Return only the count of lines in which the word "Weekly" appears.

--- Start of DATASET RECORDS ---

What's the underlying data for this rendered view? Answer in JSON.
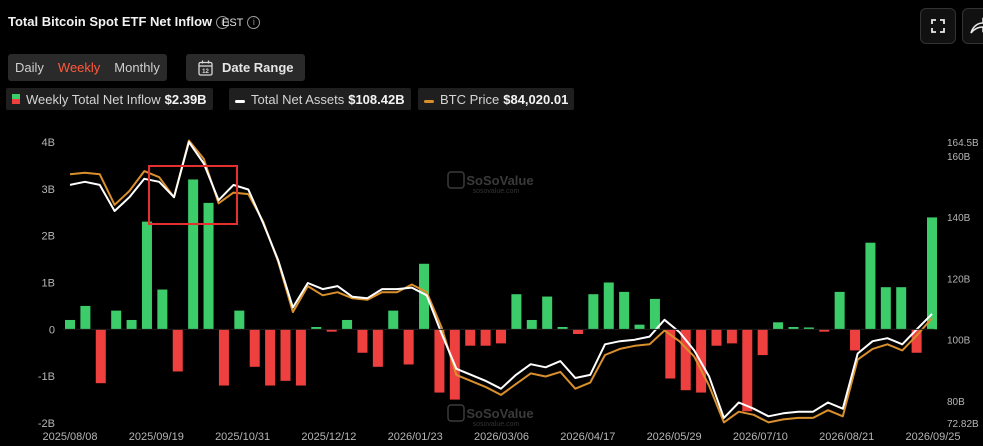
{
  "header": {
    "title": "Total Bitcoin Spot ETF Net Inflow",
    "timezone": "EST"
  },
  "controls": {
    "tabs": [
      {
        "label": "Daily",
        "active": false
      },
      {
        "label": "Weekly",
        "active": true
      },
      {
        "label": "Monthly",
        "active": false
      }
    ],
    "date_range_label": "Date Range"
  },
  "legend": {
    "items": [
      {
        "label": "Weekly Total Net Inflow",
        "value": "$2.39B"
      },
      {
        "label": "Total Net Assets",
        "value": "$108.42B"
      },
      {
        "label": "BTC Price",
        "value": "$84,020.01"
      }
    ]
  },
  "watermark": {
    "text": "SoSoValue",
    "sub": "sosovalue.com"
  },
  "icons": [
    "fullscreen-icon",
    "share-icon",
    "info-icon",
    "calendar-icon"
  ],
  "colors": {
    "inflow_positive": "#3dcc6a",
    "inflow_negative": "#ef4040",
    "net_assets_line": "#ffffff",
    "btc_price_line": "#d9902c",
    "accent": "#ff5a3c",
    "highlight_box": "#e53030"
  },
  "chart_data": {
    "type": "bar",
    "x_tick_labels": [
      "2025/08/08",
      "2025/09/19",
      "2025/10/31",
      "2025/12/12",
      "2026/01/23",
      "2026/03/06",
      "2026/04/17",
      "2026/05/29",
      "2026/07/10",
      "2026/08/21",
      "2026/09/25"
    ],
    "left_axis": {
      "ticks": [
        "4B",
        "3B",
        "2B",
        "1B",
        "0",
        "-1B",
        "-2B"
      ],
      "range": [
        -2,
        4
      ],
      "unit": "B"
    },
    "right_axis": {
      "ticks": [
        "164.5B",
        "160B",
        "140B",
        "120B",
        "100B",
        "80B",
        "72.82B"
      ],
      "range": [
        72.82,
        164.5
      ],
      "unit": "B"
    },
    "series": [
      {
        "name": "Weekly Total Net Inflow",
        "type": "bar",
        "axis": "left",
        "values": [
          0.2,
          0.5,
          -1.15,
          0.4,
          0.2,
          2.3,
          0.85,
          -0.9,
          3.2,
          2.7,
          -1.2,
          0.4,
          -0.8,
          -1.2,
          -1.1,
          -1.2,
          0.05,
          -0.05,
          0.2,
          -0.5,
          -0.8,
          0.4,
          -0.75,
          1.4,
          -1.35,
          -1.5,
          -0.35,
          -0.35,
          -0.3,
          0.75,
          0.2,
          0.7,
          0.05,
          -0.1,
          0.75,
          1.0,
          0.8,
          0.1,
          0.65,
          -1.05,
          -1.3,
          -1.35,
          -0.35,
          -0.3,
          -1.75,
          -0.55,
          0.15,
          0.05,
          0.04,
          -0.05,
          0.8,
          -0.45,
          1.85,
          0.9,
          0.9,
          -0.5,
          2.39
        ]
      },
      {
        "name": "Total Net Assets",
        "type": "line",
        "axis": "right",
        "values": [
          150.5,
          151.5,
          150.5,
          142,
          146.5,
          152.5,
          151.5,
          146.5,
          164.5,
          157.5,
          145.5,
          150.5,
          149,
          138,
          126,
          110.5,
          118.5,
          116.5,
          117.5,
          114,
          113.5,
          116.5,
          116.5,
          117,
          114.5,
          102,
          90.5,
          88.5,
          86.5,
          84,
          88.5,
          92,
          91,
          93,
          87.5,
          88.5,
          98.5,
          99.5,
          100,
          101,
          106.5,
          102.5,
          96.5,
          88,
          74.5,
          79.5,
          77.5,
          75,
          76,
          76.5,
          76.5,
          79.5,
          77.5,
          95.5,
          99.5,
          100.5,
          98.5,
          103.5,
          108.42
        ]
      },
      {
        "name": "BTC Price",
        "type": "line",
        "axis": "right",
        "values": [
          154,
          154.5,
          154,
          144,
          148.5,
          155,
          153,
          146.5,
          165,
          159,
          144.5,
          148,
          147.5,
          138.5,
          125.5,
          109,
          117.5,
          114.5,
          115.5,
          113.5,
          113,
          115.5,
          115.5,
          118,
          115.5,
          104,
          88.5,
          86.5,
          84.5,
          82,
          85.5,
          89,
          88,
          89.5,
          84,
          86,
          95,
          97,
          98,
          98.5,
          103,
          99.5,
          94.5,
          85,
          73,
          76.5,
          75.5,
          73,
          74,
          74.5,
          74.5,
          77,
          75,
          93.5,
          97,
          98.5,
          96.5,
          101.5,
          107
        ]
      }
    ]
  }
}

--- End of DATASET RECORDS ---

### THE REPLY
3